■ **Your instructions**:
Restate the full set of records exactly, without adding or dropping a word.

■ **Data excerpts**:
------------------------------------------------
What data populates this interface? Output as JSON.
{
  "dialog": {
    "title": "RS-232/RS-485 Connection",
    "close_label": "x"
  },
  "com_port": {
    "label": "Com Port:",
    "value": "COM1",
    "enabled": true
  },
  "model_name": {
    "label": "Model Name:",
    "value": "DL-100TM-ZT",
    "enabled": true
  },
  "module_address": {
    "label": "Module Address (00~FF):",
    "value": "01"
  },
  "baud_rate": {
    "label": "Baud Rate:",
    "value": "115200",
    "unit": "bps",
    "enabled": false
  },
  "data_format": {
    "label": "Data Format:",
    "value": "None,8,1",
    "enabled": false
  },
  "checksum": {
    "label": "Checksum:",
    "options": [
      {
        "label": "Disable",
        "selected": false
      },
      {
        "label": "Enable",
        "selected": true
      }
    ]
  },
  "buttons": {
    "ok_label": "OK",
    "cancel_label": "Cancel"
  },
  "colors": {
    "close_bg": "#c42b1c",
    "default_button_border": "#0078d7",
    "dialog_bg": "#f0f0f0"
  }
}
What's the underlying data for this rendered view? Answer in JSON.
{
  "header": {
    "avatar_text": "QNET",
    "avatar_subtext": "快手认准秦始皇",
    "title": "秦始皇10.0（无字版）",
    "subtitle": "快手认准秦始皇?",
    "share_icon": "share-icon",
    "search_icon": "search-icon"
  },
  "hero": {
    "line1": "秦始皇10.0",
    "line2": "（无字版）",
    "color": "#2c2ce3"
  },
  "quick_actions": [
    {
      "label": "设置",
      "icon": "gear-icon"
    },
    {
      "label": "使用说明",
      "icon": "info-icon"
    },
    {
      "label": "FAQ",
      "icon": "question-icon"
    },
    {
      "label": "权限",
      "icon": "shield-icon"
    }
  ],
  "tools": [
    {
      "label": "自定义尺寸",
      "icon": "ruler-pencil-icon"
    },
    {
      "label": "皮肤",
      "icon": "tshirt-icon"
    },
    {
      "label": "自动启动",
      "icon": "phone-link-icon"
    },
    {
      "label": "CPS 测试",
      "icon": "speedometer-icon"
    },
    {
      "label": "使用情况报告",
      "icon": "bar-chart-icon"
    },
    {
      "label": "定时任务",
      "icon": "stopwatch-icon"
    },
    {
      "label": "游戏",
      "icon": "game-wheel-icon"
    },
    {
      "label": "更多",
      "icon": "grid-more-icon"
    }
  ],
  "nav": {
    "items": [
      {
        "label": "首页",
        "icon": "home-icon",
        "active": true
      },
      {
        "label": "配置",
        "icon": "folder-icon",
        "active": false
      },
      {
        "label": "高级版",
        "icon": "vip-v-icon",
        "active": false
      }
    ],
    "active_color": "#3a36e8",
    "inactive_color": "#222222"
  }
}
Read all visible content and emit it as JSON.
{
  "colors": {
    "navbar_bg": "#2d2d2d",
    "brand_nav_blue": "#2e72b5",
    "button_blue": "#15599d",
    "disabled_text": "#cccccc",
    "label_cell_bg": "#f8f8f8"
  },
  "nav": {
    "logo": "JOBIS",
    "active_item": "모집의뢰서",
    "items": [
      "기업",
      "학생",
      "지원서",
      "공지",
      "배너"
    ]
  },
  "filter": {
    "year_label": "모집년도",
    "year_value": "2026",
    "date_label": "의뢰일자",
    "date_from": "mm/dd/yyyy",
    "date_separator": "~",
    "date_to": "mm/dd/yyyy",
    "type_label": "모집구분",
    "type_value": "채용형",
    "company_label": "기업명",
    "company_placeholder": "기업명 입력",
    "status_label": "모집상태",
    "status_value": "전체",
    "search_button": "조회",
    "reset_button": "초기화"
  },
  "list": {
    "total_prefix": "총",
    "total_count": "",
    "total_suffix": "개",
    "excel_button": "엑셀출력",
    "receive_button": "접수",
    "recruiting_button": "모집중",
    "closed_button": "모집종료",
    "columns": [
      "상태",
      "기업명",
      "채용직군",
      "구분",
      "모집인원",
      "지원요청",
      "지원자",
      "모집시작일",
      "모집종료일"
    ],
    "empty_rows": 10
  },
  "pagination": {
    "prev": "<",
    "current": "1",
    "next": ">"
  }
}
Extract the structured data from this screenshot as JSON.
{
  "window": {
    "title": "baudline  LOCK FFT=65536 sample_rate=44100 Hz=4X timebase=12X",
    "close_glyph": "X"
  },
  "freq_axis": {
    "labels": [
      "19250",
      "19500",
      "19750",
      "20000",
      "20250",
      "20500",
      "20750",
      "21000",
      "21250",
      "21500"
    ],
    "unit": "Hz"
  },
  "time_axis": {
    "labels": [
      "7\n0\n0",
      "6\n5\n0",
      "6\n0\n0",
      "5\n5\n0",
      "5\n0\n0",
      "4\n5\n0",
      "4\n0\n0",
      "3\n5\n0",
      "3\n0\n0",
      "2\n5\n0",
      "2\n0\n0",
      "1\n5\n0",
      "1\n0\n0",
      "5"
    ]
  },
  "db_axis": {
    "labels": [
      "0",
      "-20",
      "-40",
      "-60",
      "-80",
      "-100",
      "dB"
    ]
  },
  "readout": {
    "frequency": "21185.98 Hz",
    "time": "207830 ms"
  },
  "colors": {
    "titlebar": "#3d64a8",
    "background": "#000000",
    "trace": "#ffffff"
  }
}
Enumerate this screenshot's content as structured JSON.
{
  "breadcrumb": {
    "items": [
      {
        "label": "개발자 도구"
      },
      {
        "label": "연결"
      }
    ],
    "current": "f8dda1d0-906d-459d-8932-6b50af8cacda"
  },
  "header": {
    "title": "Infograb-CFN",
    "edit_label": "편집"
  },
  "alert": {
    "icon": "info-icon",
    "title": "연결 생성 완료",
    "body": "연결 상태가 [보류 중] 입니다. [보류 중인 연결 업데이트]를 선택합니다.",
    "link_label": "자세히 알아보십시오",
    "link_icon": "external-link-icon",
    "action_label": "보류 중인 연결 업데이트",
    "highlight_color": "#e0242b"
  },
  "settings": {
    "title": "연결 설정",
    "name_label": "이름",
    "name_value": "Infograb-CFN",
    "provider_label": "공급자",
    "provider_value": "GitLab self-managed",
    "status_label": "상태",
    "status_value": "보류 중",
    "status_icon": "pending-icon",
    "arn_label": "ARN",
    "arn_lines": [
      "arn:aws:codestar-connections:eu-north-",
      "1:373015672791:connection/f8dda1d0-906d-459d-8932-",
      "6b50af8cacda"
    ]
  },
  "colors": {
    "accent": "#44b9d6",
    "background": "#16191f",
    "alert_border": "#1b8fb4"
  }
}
------------------------------------------------
■ **Response for this exercise**:
What data populates this interface? Output as JSON.
{
  "dialog": {
    "title": "RS-232/RS-485 Connection",
    "close_label": "x"
  },
  "com_port": {
    "label": "Com Port:",
    "value": "COM1",
    "enabled": true
  },
  "model_name": {
    "label": "Model Name:",
    "value": "DL-100TM-ZT",
    "enabled": true
  },
  "module_address": {
    "label": "Module Address (00~FF):",
    "value": "01"
  },
  "baud_rate": {
    "label": "Baud Rate:",
    "value": "115200",
    "unit": "bps",
    "enabled": false
  },
  "data_format": {
    "label": "Data Format:",
    "value": "None,8,1",
    "enabled": false
  },
  "checksum": {
    "label": "Checksum:",
    "options": [
      {
        "label": "Disable",
        "selected": false
      },
      {
        "label": "Enable",
        "selected": true
      }
    ]
  },
  "buttons": {
    "ok_label": "OK",
    "cancel_label": "Cancel"
  },
  "colors": {
    "close_bg": "#c42b1c",
    "default_button_border": "#0078d7",
    "dialog_bg": "#f0f0f0"
  }
}
What's the underlying data for this rendered view? Answer in JSON.
{
  "header": {
    "avatar_text": "QNET",
    "avatar_subtext": "快手认准秦始皇",
    "title": "秦始皇10.0（无字版）",
    "subtitle": "快手认准秦始皇?",
    "share_icon": "share-icon",
    "search_icon": "search-icon"
  },
  "hero": {
    "line1": "秦始皇10.0",
    "line2": "（无字版）",
    "color": "#2c2ce3"
  },
  "quick_actions": [
    {
      "label": "设置",
      "icon": "gear-icon"
    },
    {
      "label": "使用说明",
      "icon": "info-icon"
    },
    {
      "label": "FAQ",
      "icon": "question-icon"
    },
    {
      "label": "权限",
      "icon": "shield-icon"
    }
  ],
  "tools": [
    {
      "label": "自定义尺寸",
      "icon": "ruler-pencil-icon"
    },
    {
      "label": "皮肤",
      "icon": "tshirt-icon"
    },
    {
      "label": "自动启动",
      "icon": "phone-link-icon"
    },
    {
      "label": "CPS 测试",
      "icon": "speedometer-icon"
    },
    {
      "label": "使用情况报告",
      "icon": "bar-chart-icon"
    },
    {
      "label": "定时任务",
      "icon": "stopwatch-icon"
    },
    {
      "label": "游戏",
      "icon": "game-wheel-icon"
    },
    {
      "label": "更多",
      "icon": "grid-more-icon"
    }
  ],
  "nav": {
    "items": [
      {
        "label": "首页",
        "icon": "home-icon",
        "active": true
      },
      {
        "label": "配置",
        "icon": "folder-icon",
        "active": false
      },
      {
        "label": "高级版",
        "icon": "vip-v-icon",
        "active": false
      }
    ],
    "active_color": "#3a36e8",
    "inactive_color": "#222222"
  }
}
Read all visible content and emit it as JSON.
{
  "colors": {
    "navbar_bg": "#2d2d2d",
    "brand_nav_blue": "#2e72b5",
    "button_blue": "#15599d",
    "disabled_text": "#cccccc",
    "label_cell_bg": "#f8f8f8"
  },
  "nav": {
    "logo": "JOBIS",
    "active_item": "모집의뢰서",
    "items": [
      "기업",
      "학생",
      "지원서",
      "공지",
      "배너"
    ]
  },
  "filter": {
    "year_label": "모집년도",
    "year_value": "2026",
    "date_label": "의뢰일자",
    "date_from": "mm/dd/yyyy",
    "date_separator": "~",
    "date_to": "mm/dd/yyyy",
    "type_label": "모집구분",
    "type_value": "채용형",
    "company_label": "기업명",
    "company_placeholder": "기업명 입력",
    "status_label": "모집상태",
    "status_value": "전체",
    "search_button": "조회",
    "reset_button": "초기화"
  },
  "list": {
    "total_prefix": "총",
    "total_count": "",
    "total_suffix": "개",
    "excel_button": "엑셀출력",
    "receive_button": "접수",
    "recruiting_button": "모집중",
    "closed_button": "모집종료",
    "columns": [
      "상태",
      "기업명",
      "채용직군",
      "구분",
      "모집인원",
      "지원요청",
      "지원자",
      "모집시작일",
      "모집종료일"
    ],
    "empty_rows": 10
  },
  "pagination": {
    "prev": "<",
    "current": "1",
    "next": ">"
  }
}
Extract the structured data from this screenshot as JSON.
{
  "window": {
    "title": "baudline  LOCK FFT=65536 sample_rate=44100 Hz=4X timebase=12X",
    "close_glyph": "X"
  },
  "freq_axis": {
    "labels": [
      "19250",
      "19500",
      "19750",
      "20000",
      "20250",
      "20500",
      "20750",
      "21000",
      "21250",
      "21500"
    ],
    "unit": "Hz"
  },
  "time_axis": {
    "labels": [
      "7\n0\n0",
      "6\n5\n0",
      "6\n0\n0",
      "5\n5\n0",
      "5\n0\n0",
      "4\n5\n0",
      "4\n0\n0",
      "3\n5\n0",
      "3\n0\n0",
      "2\n5\n0",
      "2\n0\n0",
      "1\n5\n0",
      "1\n0\n0",
      "5"
    ]
  },
  "db_axis": {
    "labels": [
      "0",
      "-20",
      "-40",
      "-60",
      "-80",
      "-100",
      "dB"
    ]
  },
  "readout": {
    "frequency": "21185.98 Hz",
    "time": "207830 ms"
  },
  "colors": {
    "titlebar": "#3d64a8",
    "background": "#000000",
    "trace": "#ffffff"
  }
}
Enumerate this screenshot's content as structured JSON.
{
  "breadcrumb": {
    "items": [
      {
        "label": "개발자 도구"
      },
      {
        "label": "연결"
      }
    ],
    "current": "f8dda1d0-906d-459d-8932-6b50af8cacda"
  },
  "header": {
    "title": "Infograb-CFN",
    "edit_label": "편집"
  },
  "alert": {
    "icon": "info-icon",
    "title": "연결 생성 완료",
    "body": "연결 상태가 [보류 중] 입니다. [보류 중인 연결 업데이트]를 선택합니다.",
    "link_label": "자세히 알아보십시오",
    "link_icon": "external-link-icon",
    "action_label": "보류 중인 연결 업데이트",
    "highlight_color": "#e0242b"
  },
  "settings": {
    "title": "연결 설정",
    "name_label": "이름",
    "name_value": "Infograb-CFN",
    "provider_label": "공급자",
    "provider_value": "GitLab self-managed",
    "status_label": "상태",
    "status_value": "보류 중",
    "status_icon": "pending-icon",
    "arn_label": "ARN",
    "arn_lines": [
      "arn:aws:codestar-connections:eu-north-",
      "1:373015672791:connection/f8dda1d0-906d-459d-8932-",
      "6b50af8cacda"
    ]
  },
  "colors": {
    "accent": "#44b9d6",
    "background": "#16191f",
    "alert_border": "#1b8fb4"
  }
}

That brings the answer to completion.